Data shown:
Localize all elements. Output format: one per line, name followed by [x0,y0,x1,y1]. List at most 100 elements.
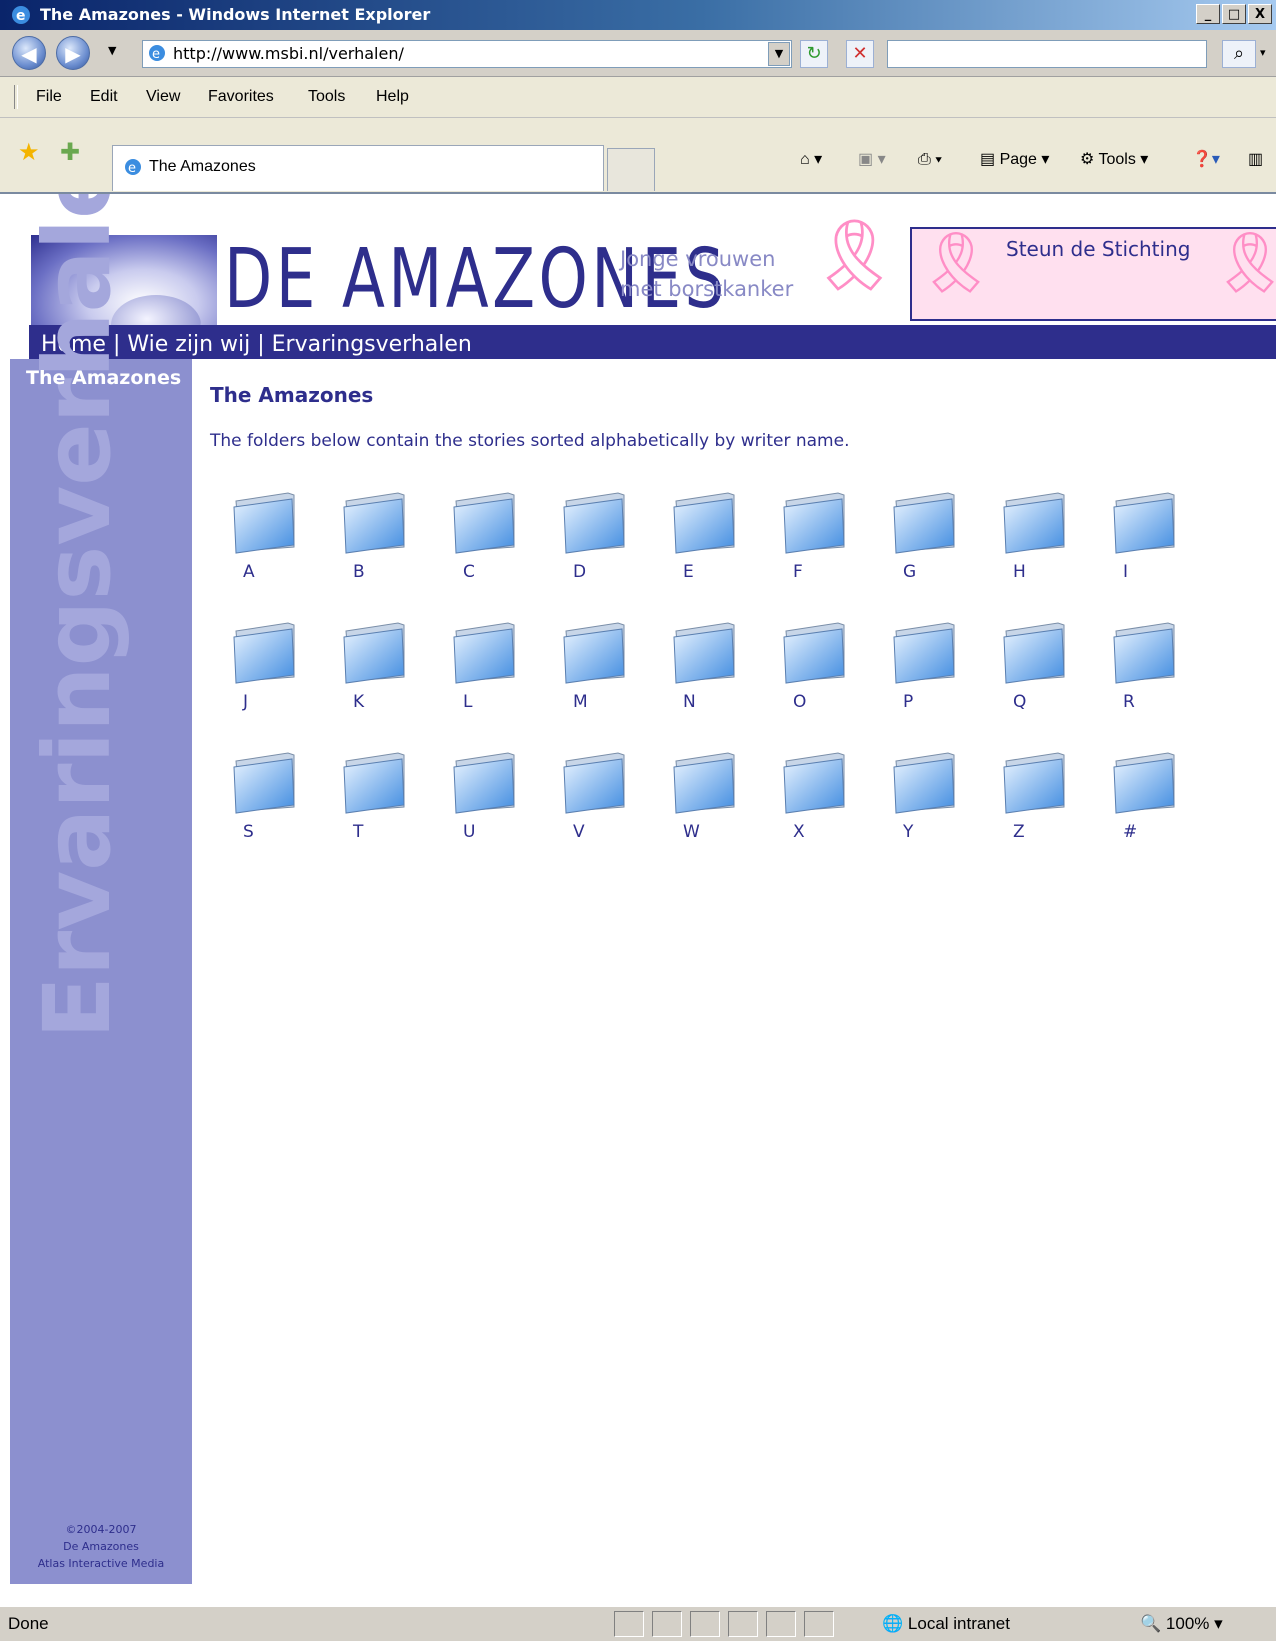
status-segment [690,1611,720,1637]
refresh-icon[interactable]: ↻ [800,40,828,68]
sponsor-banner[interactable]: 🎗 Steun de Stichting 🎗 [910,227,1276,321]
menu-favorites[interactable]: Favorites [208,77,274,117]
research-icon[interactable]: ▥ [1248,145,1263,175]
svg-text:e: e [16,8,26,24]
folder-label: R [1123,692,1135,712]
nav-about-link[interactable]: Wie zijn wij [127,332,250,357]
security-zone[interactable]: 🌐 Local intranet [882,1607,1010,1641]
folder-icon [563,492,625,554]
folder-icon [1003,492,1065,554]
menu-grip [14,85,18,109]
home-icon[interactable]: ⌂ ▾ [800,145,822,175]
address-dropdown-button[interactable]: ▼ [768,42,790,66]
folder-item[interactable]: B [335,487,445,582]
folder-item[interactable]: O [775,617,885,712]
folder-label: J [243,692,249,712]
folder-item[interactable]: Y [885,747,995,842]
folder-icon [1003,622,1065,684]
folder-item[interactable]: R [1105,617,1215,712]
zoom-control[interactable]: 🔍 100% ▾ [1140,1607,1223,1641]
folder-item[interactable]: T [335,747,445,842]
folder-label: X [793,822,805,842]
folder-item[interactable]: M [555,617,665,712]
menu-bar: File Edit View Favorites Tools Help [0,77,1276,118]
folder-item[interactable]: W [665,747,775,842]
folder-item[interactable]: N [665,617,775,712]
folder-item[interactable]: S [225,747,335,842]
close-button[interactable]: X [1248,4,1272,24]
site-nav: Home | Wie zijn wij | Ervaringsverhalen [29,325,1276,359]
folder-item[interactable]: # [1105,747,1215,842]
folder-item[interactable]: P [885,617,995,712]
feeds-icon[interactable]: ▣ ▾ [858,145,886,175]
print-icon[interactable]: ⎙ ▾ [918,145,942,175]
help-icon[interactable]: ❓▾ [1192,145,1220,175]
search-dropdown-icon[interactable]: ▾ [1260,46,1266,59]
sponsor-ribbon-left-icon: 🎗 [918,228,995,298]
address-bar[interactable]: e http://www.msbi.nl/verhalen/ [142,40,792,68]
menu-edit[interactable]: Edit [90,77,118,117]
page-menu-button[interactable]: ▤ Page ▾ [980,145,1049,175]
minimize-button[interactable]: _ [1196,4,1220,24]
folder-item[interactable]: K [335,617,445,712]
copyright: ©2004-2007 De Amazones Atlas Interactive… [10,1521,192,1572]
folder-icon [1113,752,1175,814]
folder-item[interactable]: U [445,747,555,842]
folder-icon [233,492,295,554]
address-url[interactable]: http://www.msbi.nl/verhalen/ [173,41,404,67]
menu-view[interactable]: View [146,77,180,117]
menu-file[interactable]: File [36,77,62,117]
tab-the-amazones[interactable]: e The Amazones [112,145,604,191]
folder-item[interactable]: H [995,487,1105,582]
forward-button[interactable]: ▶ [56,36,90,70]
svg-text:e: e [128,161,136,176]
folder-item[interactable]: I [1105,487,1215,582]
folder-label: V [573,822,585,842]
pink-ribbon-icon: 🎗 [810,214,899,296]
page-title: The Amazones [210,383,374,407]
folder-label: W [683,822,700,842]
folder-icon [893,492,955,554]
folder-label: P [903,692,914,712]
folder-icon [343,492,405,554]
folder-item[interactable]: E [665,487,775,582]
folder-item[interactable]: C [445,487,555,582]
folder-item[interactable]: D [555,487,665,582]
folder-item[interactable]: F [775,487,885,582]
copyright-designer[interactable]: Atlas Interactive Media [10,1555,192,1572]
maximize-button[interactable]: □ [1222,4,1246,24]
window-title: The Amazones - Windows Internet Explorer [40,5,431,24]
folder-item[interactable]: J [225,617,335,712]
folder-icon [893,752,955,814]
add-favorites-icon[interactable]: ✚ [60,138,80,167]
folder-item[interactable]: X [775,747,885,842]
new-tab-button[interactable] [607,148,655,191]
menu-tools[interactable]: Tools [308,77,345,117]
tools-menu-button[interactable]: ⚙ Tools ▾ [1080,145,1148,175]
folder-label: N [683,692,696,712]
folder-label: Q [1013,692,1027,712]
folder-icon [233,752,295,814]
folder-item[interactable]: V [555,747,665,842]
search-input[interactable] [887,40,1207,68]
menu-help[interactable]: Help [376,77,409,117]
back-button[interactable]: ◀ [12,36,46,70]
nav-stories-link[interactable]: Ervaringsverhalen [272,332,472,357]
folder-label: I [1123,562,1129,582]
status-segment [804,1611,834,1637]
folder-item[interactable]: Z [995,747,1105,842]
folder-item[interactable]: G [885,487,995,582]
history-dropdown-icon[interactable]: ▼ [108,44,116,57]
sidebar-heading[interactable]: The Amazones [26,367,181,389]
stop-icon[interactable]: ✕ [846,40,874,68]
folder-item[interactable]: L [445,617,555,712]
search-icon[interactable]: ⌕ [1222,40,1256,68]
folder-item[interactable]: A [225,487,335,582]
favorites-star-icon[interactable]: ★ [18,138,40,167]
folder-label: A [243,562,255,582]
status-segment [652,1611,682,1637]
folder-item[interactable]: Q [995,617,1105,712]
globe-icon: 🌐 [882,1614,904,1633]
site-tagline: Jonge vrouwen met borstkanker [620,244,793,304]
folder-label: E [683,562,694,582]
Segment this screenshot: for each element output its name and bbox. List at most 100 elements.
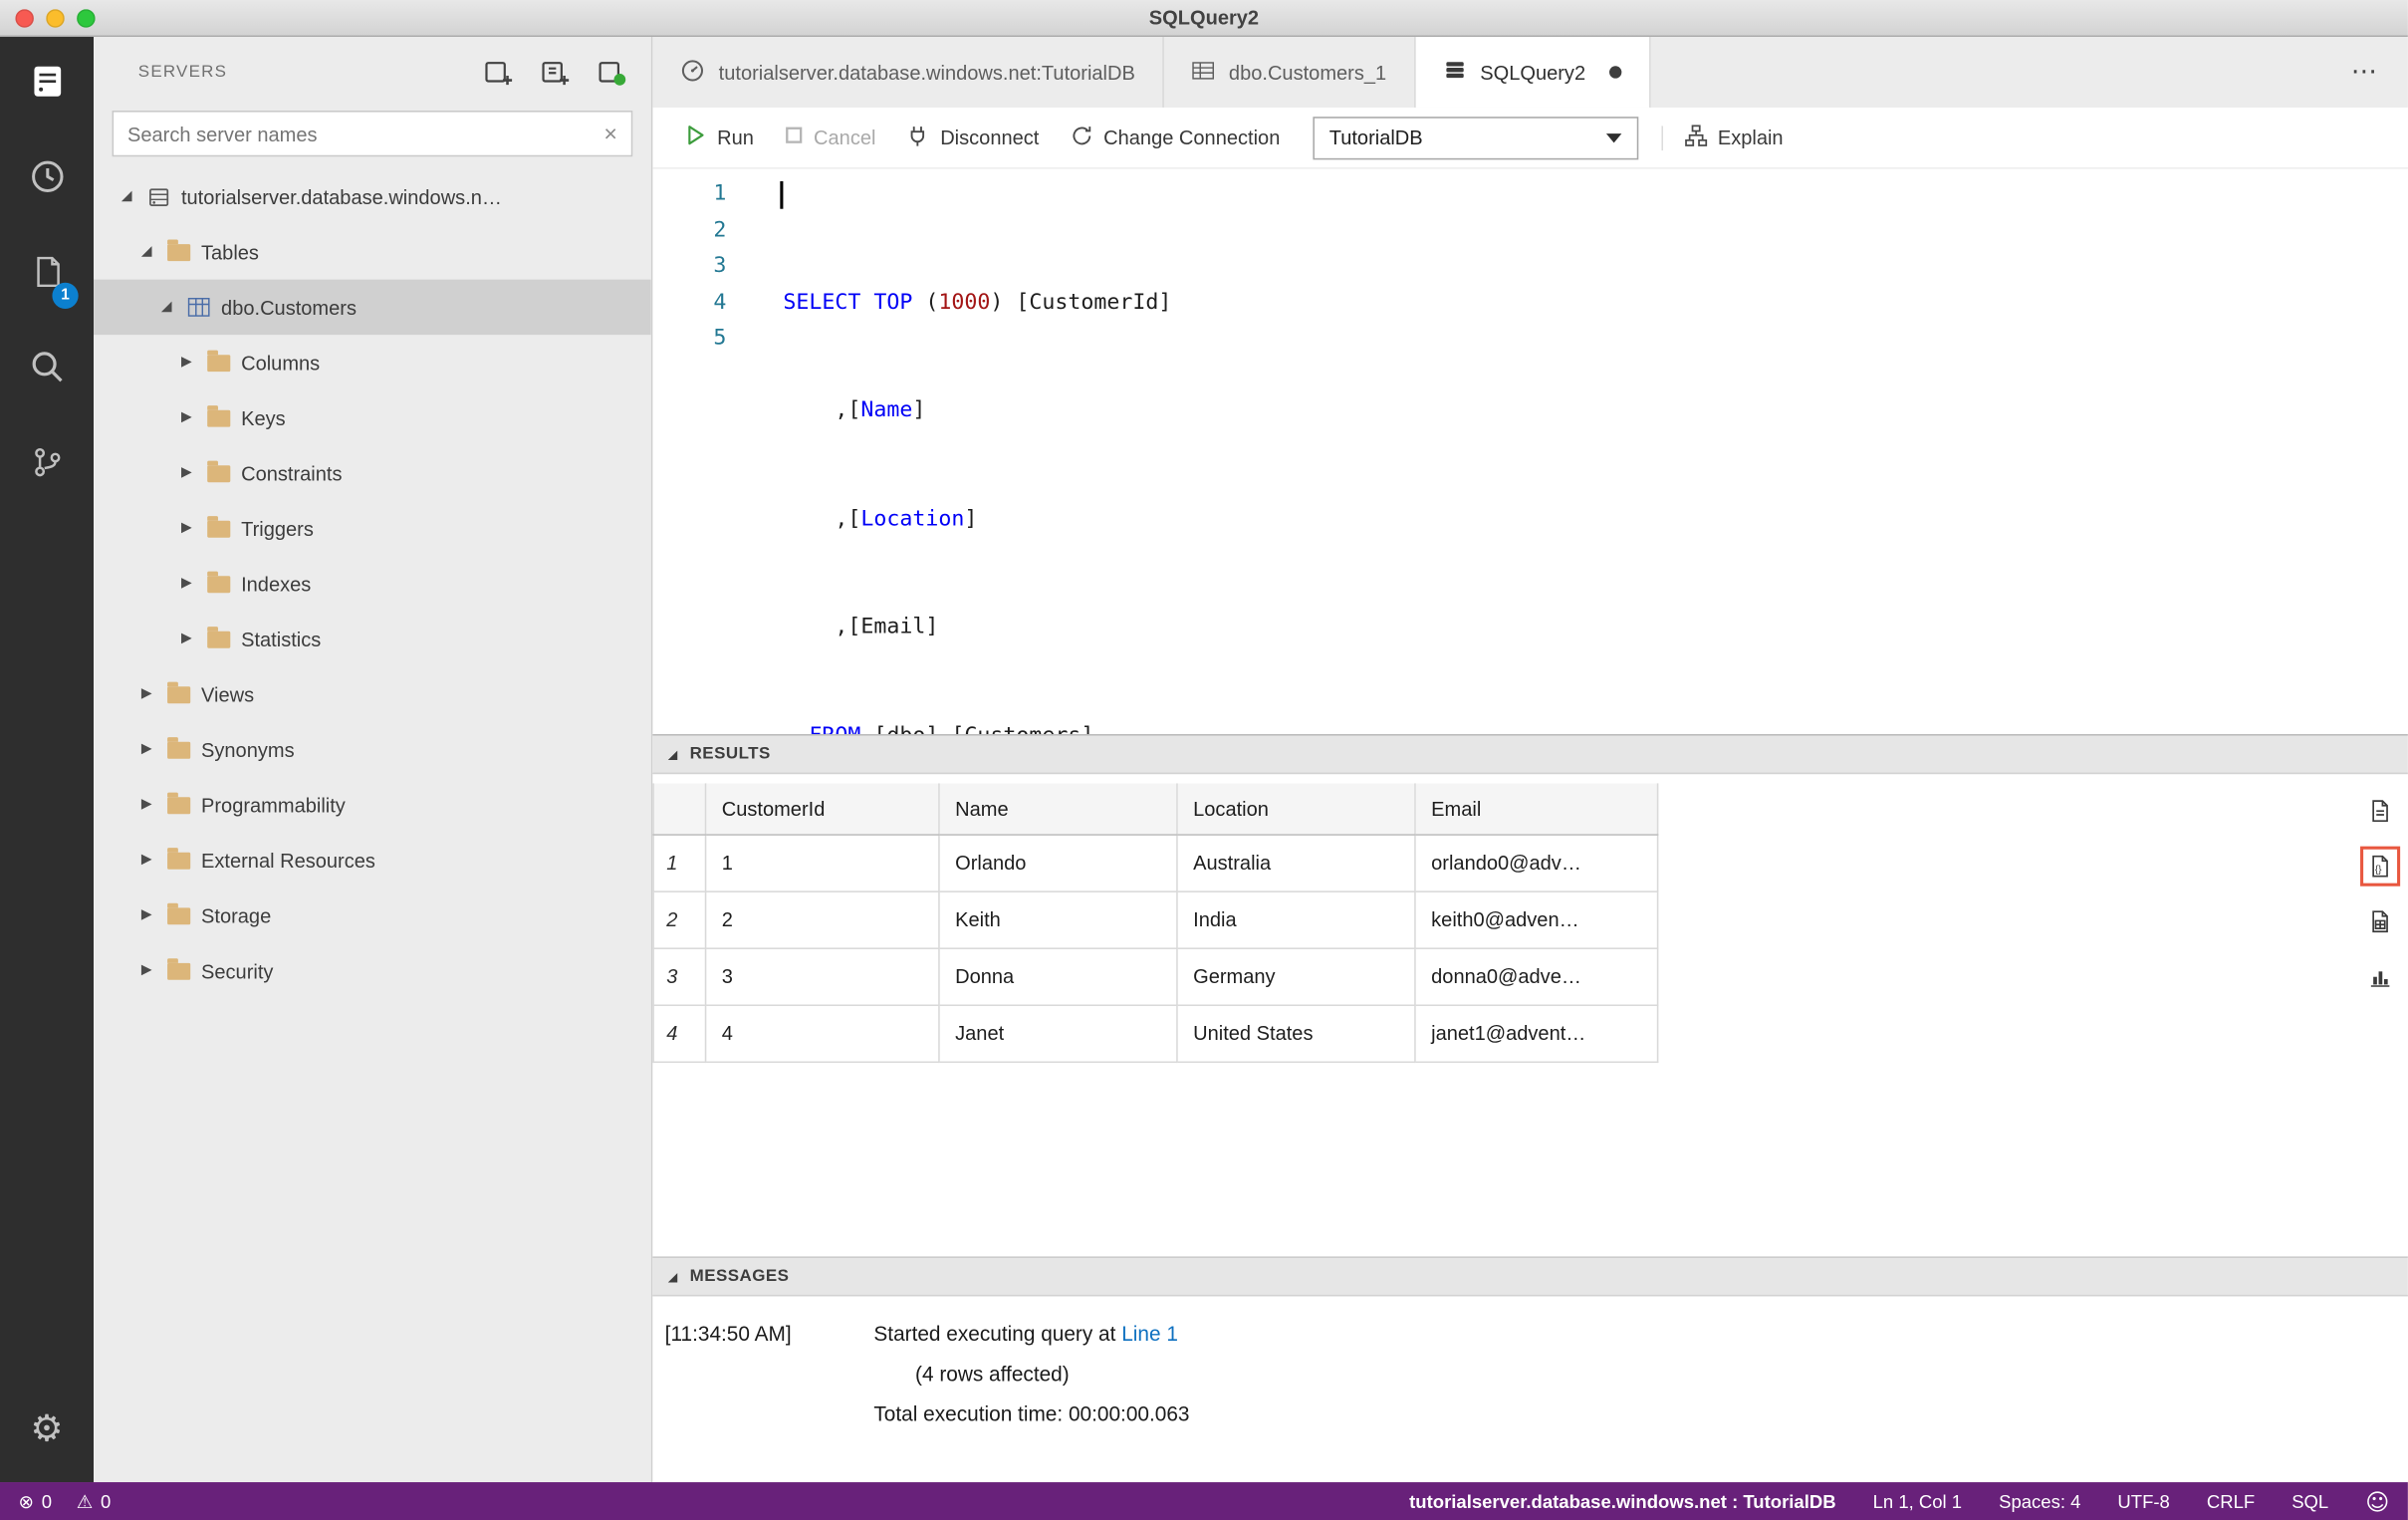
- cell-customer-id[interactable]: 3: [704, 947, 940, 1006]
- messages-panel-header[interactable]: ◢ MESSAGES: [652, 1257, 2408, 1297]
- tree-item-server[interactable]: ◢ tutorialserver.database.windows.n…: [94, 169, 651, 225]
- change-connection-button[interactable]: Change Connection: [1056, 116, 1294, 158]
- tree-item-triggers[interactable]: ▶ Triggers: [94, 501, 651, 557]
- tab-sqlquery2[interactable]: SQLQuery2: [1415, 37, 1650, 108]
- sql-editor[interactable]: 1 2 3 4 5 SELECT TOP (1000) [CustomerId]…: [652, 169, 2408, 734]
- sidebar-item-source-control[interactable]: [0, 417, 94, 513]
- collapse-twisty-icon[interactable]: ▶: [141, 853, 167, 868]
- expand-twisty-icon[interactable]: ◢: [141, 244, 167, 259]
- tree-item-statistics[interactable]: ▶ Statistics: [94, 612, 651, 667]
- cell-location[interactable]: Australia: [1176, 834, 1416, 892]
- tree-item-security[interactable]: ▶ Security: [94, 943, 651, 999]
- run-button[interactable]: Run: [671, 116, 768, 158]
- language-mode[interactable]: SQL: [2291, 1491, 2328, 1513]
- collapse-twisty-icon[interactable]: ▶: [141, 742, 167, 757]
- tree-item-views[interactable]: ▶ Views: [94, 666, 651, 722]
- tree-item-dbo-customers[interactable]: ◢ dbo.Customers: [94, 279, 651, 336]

Stated task:
Rewrite these records with every "folder-item" replaced by "folder-tile", keeping everything else the same and leaving the pictures out.

Complete response:
Localize all elements. Output format: one per line, name followed by [x0,y0,x1,y1]. List at most 100 elements.
status-segment [690,1611,720,1637]
refresh-icon[interactable]: ↻ [800,40,828,68]
sponsor-banner[interactable]: 🎗 Steun de Stichting 🎗 [910,227,1276,321]
menu-favorites[interactable]: Favorites [208,77,274,117]
research-icon[interactable]: ▥ [1248,145,1263,175]
svg-text:e: e [16,8,26,24]
folder-label: R [1123,692,1135,712]
nav-about-link[interactable]: Wie zijn wij [127,332,250,357]
security-zone[interactable]: 🌐 Local intranet [882,1607,1010,1641]
folder-icon [563,492,625,554]
folder-icon [1003,492,1065,554]
menu-grip [14,85,18,109]
home-icon[interactable]: ⌂ ▾ [800,145,822,175]
address-dropdown-button[interactable]: ▼ [768,42,790,66]
folder-tile[interactable]: B [335,487,445,582]
folder-tile[interactable]: O [775,617,885,712]
folder-label: J [243,692,249,712]
folder-tile[interactable]: Y [885,747,995,842]
folder-icon [1003,622,1065,684]
folder-tile[interactable]: R [1105,617,1215,712]
zoom-control[interactable]: 🔍 100% ▾ [1140,1607,1223,1641]
folder-tile[interactable]: T [335,747,445,842]
folder-label: X [793,822,805,842]
folder-tile[interactable]: M [555,617,665,712]
menu-bar: File Edit View Favorites Tools Help [0,77,1276,118]
folder-tile[interactable]: W [665,747,775,842]
folder-tile[interactable]: N [665,617,775,712]
folder-tile[interactable]: S [225,747,335,842]
close-button[interactable]: X [1248,4,1272,24]
site-nav: Home | Wie zijn wij | Ervaringsverhalen [29,325,1276,359]
folder-tile[interactable]: # [1105,747,1215,842]
folder-tile[interactable]: P [885,617,995,712]
feeds-icon[interactable]: ▣ ▾ [858,145,886,175]
print-icon[interactable]: ⎙ ▾ [918,145,942,175]
help-icon[interactable]: ❓▾ [1192,145,1220,175]
search-dropdown-icon[interactable]: ▾ [1260,46,1266,59]
sponsor-ribbon-left-icon: 🎗 [918,228,995,298]
address-bar[interactable]: e http://www.msbi.nl/verhalen/ [142,40,792,68]
menu-edit[interactable]: Edit [90,77,118,117]
page-menu-button[interactable]: ▤ Page ▾ [980,145,1049,175]
minimize-button[interactable]: _ [1196,4,1220,24]
folder-tile[interactable]: K [335,617,445,712]
copyright: ©2004-2007 De Amazones Atlas Interactive… [10,1521,192,1572]
folder-icon [1113,752,1175,814]
folder-tile[interactable]: U [445,747,555,842]
folder-icon [233,492,295,554]
address-url[interactable]: http://www.msbi.nl/verhalen/ [173,41,404,67]
menu-view[interactable]: View [146,77,180,117]
menu-file[interactable]: File [36,77,62,117]
tab-the-amazones[interactable]: e The Amazones [112,145,604,191]
folder-tile[interactable]: H [995,487,1105,582]
forward-button[interactable]: ▶ [56,36,90,70]
svg-text:e: e [128,161,136,176]
folder-tile[interactable]: I [1105,487,1215,582]
folder-label: V [573,822,585,842]
pink-ribbon-icon: 🎗 [810,214,899,296]
page-title: The Amazones [210,383,374,407]
folder-label: W [683,822,700,842]
folder-icon [893,492,955,554]
folder-label: P [903,692,914,712]
folder-icon [343,492,405,554]
folder-tile[interactable]: E [665,487,775,582]
folder-tile[interactable]: C [445,487,555,582]
folder-tile[interactable]: D [555,487,665,582]
folder-tile[interactable]: F [775,487,885,582]
copyright-designer[interactable]: Atlas Interactive Media [10,1555,192,1572]
maximize-button[interactable]: □ [1222,4,1246,24]
window-title: The Amazones - Windows Internet Explorer [40,5,431,24]
folder-tile[interactable]: J [225,617,335,712]
folder-icon [893,752,955,814]
add-favorites-icon[interactable]: ✚ [60,138,80,167]
folder-tile[interactable]: X [775,747,885,842]
new-tab-button[interactable] [607,148,655,191]
menu-tools[interactable]: Tools [308,77,345,117]
tools-menu-button[interactable]: ⚙ Tools ▾ [1080,145,1148,175]
folder-label: N [683,692,696,712]
folder-label: Q [1013,692,1027,712]
folder-icon [233,752,295,814]
folder-tile[interactable]: V [555,747,665,842]
search-input[interactable] [887,40,1207,68]
menu-help[interactable]: Help [376,77,409,117]
back-button[interactable]: ◀ [12,36,46,70]
nav-stories-link[interactable]: Ervaringsverhalen [272,332,472,357]
folder-label: I [1123,562,1129,582]
status-segment [804,1611,834,1637]
folder-tile[interactable]: Z [995,747,1105,842]
folder-tile[interactable]: G [885,487,995,582]
history-dropdown-icon[interactable]: ▼ [108,44,116,57]
sidebar-heading[interactable]: The Amazones [26,367,181,389]
stop-icon[interactable]: ✕ [846,40,874,68]
folder-tile[interactable]: L [445,617,555,712]
search-icon[interactable]: ⌕ [1222,40,1256,68]
folder-tile[interactable]: A [225,487,335,582]
favorites-star-icon[interactable]: ★ [18,138,40,167]
folder-label: A [243,562,255,582]
status-segment [652,1611,682,1637]
folder-tile[interactable]: Q [995,617,1105,712]
globe-icon: 🌐 [882,1614,904,1633]
site-tagline: Jonge vrouwen met borstkanker [620,244,793,304]
folder-label: E [683,562,694,582]
Segment this screenshot: for each element output its name and bbox. List at most 100 elements.
- cell-customer-id[interactable]: 3: [704, 947, 940, 1006]
- messages-panel-header[interactable]: ◢ MESSAGES: [652, 1257, 2408, 1297]
- tree-item-server[interactable]: ◢ tutorialserver.database.windows.n…: [94, 169, 651, 225]
- change-connection-button[interactable]: Change Connection: [1056, 116, 1294, 158]
- tree-item-triggers[interactable]: ▶ Triggers: [94, 501, 651, 557]
- tab-sqlquery2[interactable]: SQLQuery2: [1415, 37, 1650, 108]
- sql-editor[interactable]: 1 2 3 4 5 SELECT TOP (1000) [CustomerId]…: [652, 169, 2408, 734]
- sidebar-item-source-control[interactable]: [0, 417, 94, 513]
- collapse-twisty-icon[interactable]: ▶: [141, 853, 167, 868]
- expand-twisty-icon[interactable]: ◢: [141, 244, 167, 259]
- tree-item-statistics[interactable]: ▶ Statistics: [94, 612, 651, 667]
- cell-location[interactable]: Australia: [1176, 834, 1416, 892]
- tree-item-security[interactable]: ▶ Security: [94, 943, 651, 999]
- run-button[interactable]: Run: [671, 116, 768, 158]
- language-mode[interactable]: SQL: [2291, 1491, 2328, 1513]
- collapse-twisty-icon[interactable]: ▶: [141, 742, 167, 757]
- tree-item-views[interactable]: ▶ Views: [94, 666, 651, 722]
- tree-item-dbo-customers[interactable]: ◢ dbo.Customers: [94, 279, 651, 336]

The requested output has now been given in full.